(GIVEN PROBLEM): Check each line of the data below for the word "unit", then extract the ones that have it.

(PROVIDED RECORDS):
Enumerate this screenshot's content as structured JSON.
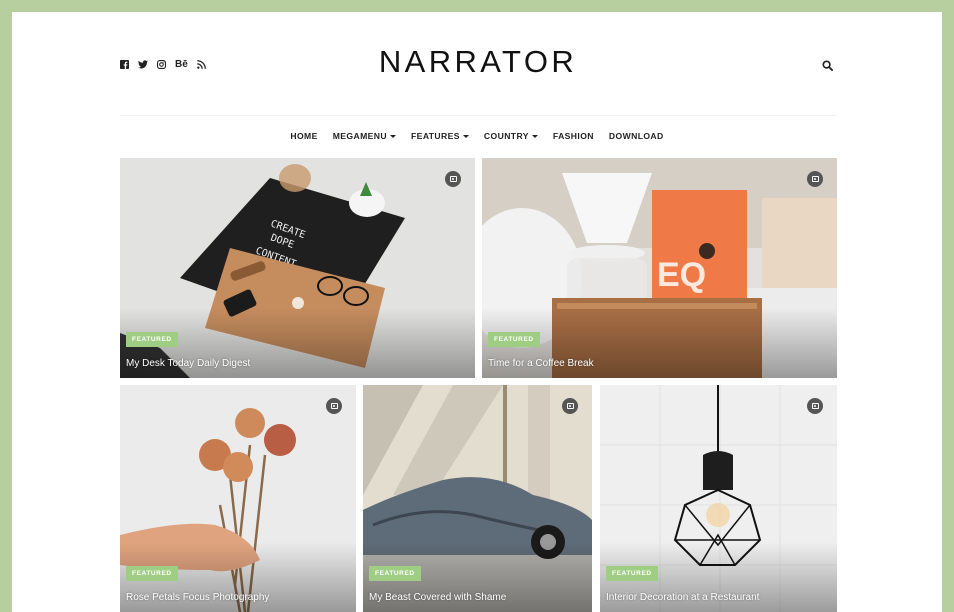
{
  "site": {
    "logo": "NARRATOR",
    "colors": {
      "page_bg": "#b7cf9f",
      "badge": "#9fcd84"
    }
  },
  "social": [
    {
      "name": "facebook-icon",
      "glyph": "f"
    },
    {
      "name": "twitter-icon",
      "glyph": "t"
    },
    {
      "name": "instagram-icon",
      "glyph": "ig"
    },
    {
      "name": "behance-icon",
      "glyph": "Bē"
    },
    {
      "name": "rss-icon",
      "glyph": "rss"
    }
  ],
  "nav": [
    {
      "label": "HOME",
      "dropdown": false
    },
    {
      "label": "MEGAMENU",
      "dropdown": true
    },
    {
      "label": "FEATURES",
      "dropdown": true
    },
    {
      "label": "COUNTRY",
      "dropdown": true
    },
    {
      "label": "FASHION",
      "dropdown": false
    },
    {
      "label": "DOWNLOAD",
      "dropdown": false
    }
  ],
  "posts": [
    {
      "badge": "FEATURED",
      "title": "My Desk Today Daily Digest",
      "media_icon": "camera-icon"
    },
    {
      "badge": "FEATURED",
      "title": "Time for a Coffee Break",
      "media_icon": "camera-icon"
    },
    {
      "badge": "FEATURED",
      "title": "Rose Petals Focus Photography",
      "media_icon": "camera-icon"
    },
    {
      "badge": "FEATURED",
      "title": "My Beast Covered with Shame",
      "media_icon": "camera-icon"
    },
    {
      "badge": "FEATURED",
      "title": "Interior Decoration at a Restaurant",
      "media_icon": "camera-icon"
    }
  ]
}
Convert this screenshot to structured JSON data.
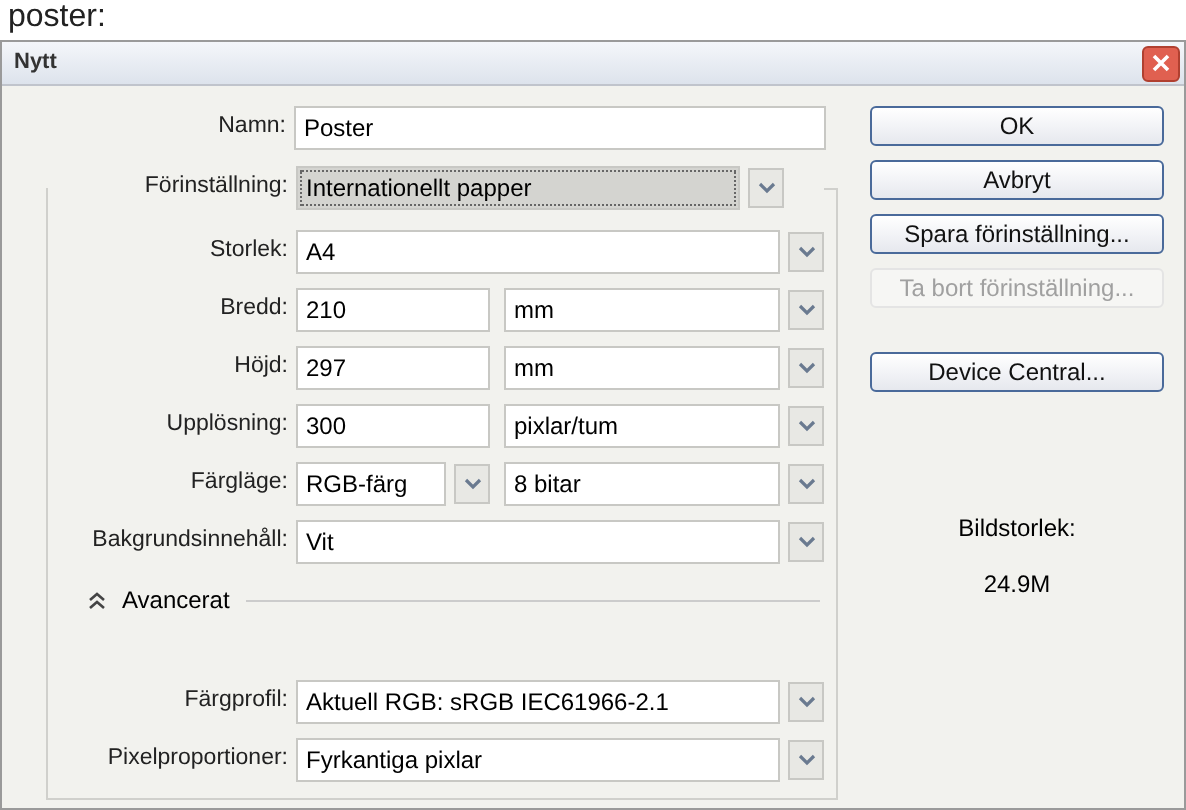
{
  "page_caption": "poster:",
  "window": {
    "title": "Nytt"
  },
  "name_field": {
    "label": "Namn:",
    "value": "Poster"
  },
  "preset": {
    "label": "Förinställning:",
    "value": "Internationellt papper",
    "focused": true
  },
  "fields": [
    {
      "kind": "select",
      "label": "Storlek:",
      "value": "A4"
    },
    {
      "kind": "number",
      "label": "Bredd:",
      "value": "210",
      "unit": "mm"
    },
    {
      "kind": "number",
      "label": "Höjd:",
      "value": "297",
      "unit": "mm"
    },
    {
      "kind": "number",
      "label": "Upplösning:",
      "value": "300",
      "unit": "pixlar/tum"
    },
    {
      "kind": "pair",
      "label": "Färgläge:",
      "value": "RGB-färg",
      "unit": "8 bitar"
    },
    {
      "kind": "select",
      "label": "Bakgrundsinnehåll:",
      "value": "Vit"
    }
  ],
  "advanced": {
    "label": "Avancerat",
    "expanded": true,
    "fields": [
      {
        "kind": "select",
        "label": "Färgprofil:",
        "value": "Aktuell RGB:  sRGB IEC61966-2.1"
      },
      {
        "kind": "select",
        "label": "Pixelproportioner:",
        "value": "Fyrkantiga pixlar"
      }
    ]
  },
  "buttons": [
    {
      "label": "OK",
      "disabled": false
    },
    {
      "label": "Avbryt",
      "disabled": false
    },
    {
      "label": "Spara förinställning...",
      "disabled": false
    },
    {
      "label": "Ta bort förinställning...",
      "disabled": true
    },
    {
      "label": "Device Central...",
      "disabled": false
    }
  ],
  "image_size": {
    "label": "Bildstorlek:",
    "value": "24.9M"
  }
}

(FULL SOLUTION):
      "unit": "mm"
      "unit": "mm"
      "unit": "pixlar/tum"
      "unit": "8 bitar"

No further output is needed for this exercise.